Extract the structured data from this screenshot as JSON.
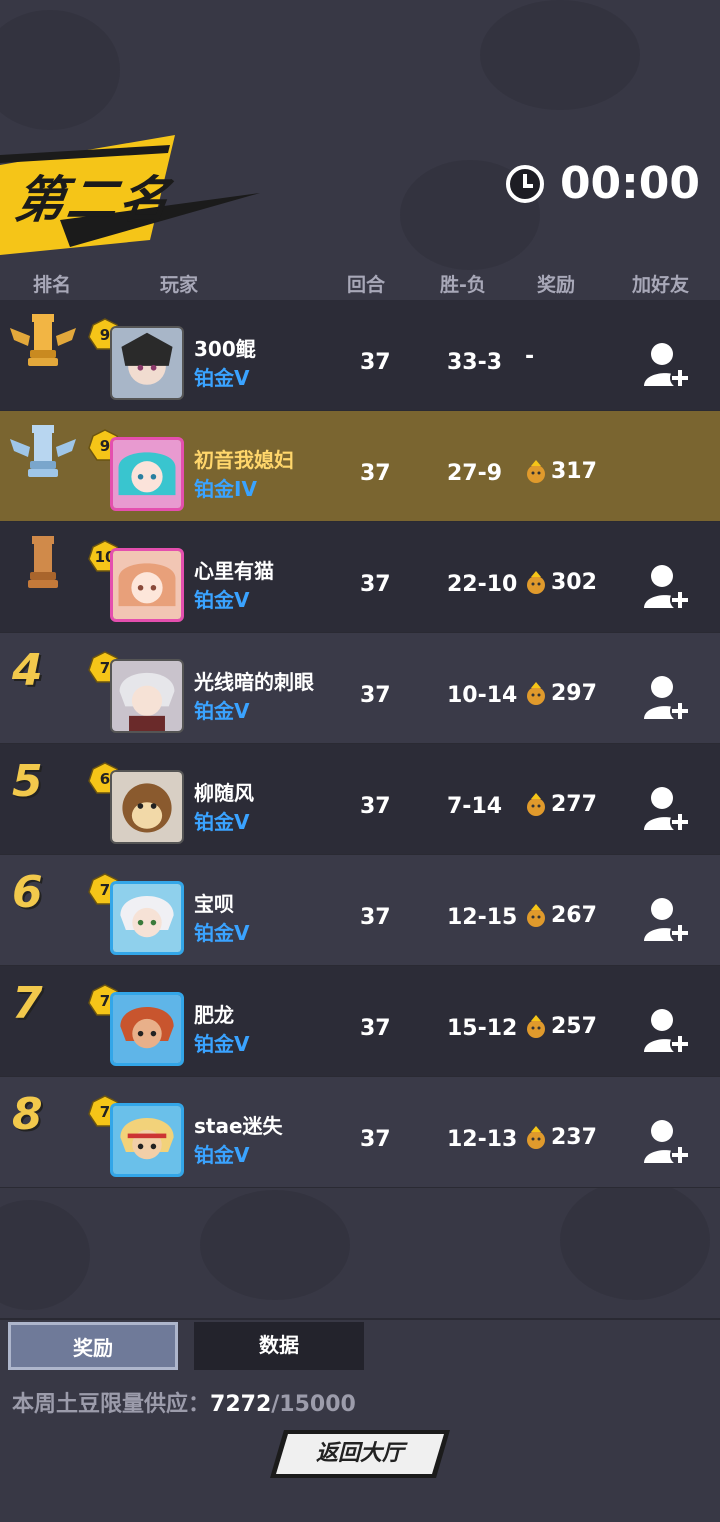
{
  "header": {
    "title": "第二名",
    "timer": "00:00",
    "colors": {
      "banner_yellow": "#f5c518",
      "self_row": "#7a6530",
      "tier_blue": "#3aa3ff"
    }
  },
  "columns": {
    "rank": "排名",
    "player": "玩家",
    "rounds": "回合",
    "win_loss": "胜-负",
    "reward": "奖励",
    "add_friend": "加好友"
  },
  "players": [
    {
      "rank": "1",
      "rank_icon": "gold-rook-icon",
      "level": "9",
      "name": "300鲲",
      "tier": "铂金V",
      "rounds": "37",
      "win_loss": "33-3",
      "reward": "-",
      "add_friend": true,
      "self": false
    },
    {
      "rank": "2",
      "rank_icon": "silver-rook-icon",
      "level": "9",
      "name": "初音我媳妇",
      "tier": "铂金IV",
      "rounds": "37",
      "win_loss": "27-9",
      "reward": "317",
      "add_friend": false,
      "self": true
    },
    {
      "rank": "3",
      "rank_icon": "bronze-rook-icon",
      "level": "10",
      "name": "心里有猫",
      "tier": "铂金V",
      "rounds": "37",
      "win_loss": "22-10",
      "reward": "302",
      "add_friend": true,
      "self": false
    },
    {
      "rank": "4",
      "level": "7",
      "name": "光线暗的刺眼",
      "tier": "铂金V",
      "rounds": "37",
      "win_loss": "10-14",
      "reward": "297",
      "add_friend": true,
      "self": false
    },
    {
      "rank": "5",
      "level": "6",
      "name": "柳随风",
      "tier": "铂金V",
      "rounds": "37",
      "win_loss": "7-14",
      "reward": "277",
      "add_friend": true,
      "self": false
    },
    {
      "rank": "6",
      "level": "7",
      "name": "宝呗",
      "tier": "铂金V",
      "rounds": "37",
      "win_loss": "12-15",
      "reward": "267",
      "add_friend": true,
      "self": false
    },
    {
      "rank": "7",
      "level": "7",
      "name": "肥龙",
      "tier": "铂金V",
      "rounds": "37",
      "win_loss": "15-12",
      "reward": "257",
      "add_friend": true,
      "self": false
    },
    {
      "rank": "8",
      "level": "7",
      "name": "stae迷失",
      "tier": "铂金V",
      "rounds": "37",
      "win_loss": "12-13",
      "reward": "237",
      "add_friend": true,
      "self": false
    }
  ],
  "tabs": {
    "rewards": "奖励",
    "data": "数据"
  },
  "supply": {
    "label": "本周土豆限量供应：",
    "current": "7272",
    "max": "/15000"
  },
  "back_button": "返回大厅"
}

════════

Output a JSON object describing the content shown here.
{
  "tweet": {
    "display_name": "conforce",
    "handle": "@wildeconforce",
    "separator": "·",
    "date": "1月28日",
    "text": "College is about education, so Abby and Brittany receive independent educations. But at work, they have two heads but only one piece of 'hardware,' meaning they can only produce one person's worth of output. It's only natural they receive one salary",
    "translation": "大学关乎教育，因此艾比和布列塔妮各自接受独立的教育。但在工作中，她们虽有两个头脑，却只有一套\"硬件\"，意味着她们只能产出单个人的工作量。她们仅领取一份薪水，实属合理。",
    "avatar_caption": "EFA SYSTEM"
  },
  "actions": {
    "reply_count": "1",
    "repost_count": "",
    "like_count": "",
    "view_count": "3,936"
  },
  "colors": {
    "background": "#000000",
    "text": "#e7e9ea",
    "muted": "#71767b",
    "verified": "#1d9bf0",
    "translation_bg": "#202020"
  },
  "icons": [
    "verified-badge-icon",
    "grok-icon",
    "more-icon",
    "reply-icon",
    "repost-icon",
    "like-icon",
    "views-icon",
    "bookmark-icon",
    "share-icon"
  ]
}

════════

▸ What to work on
Of the lines above, copy each that contains "data".

▸ Result of the exercise
Extract the structured data from this screenshot as JSON.
    "data": "数据"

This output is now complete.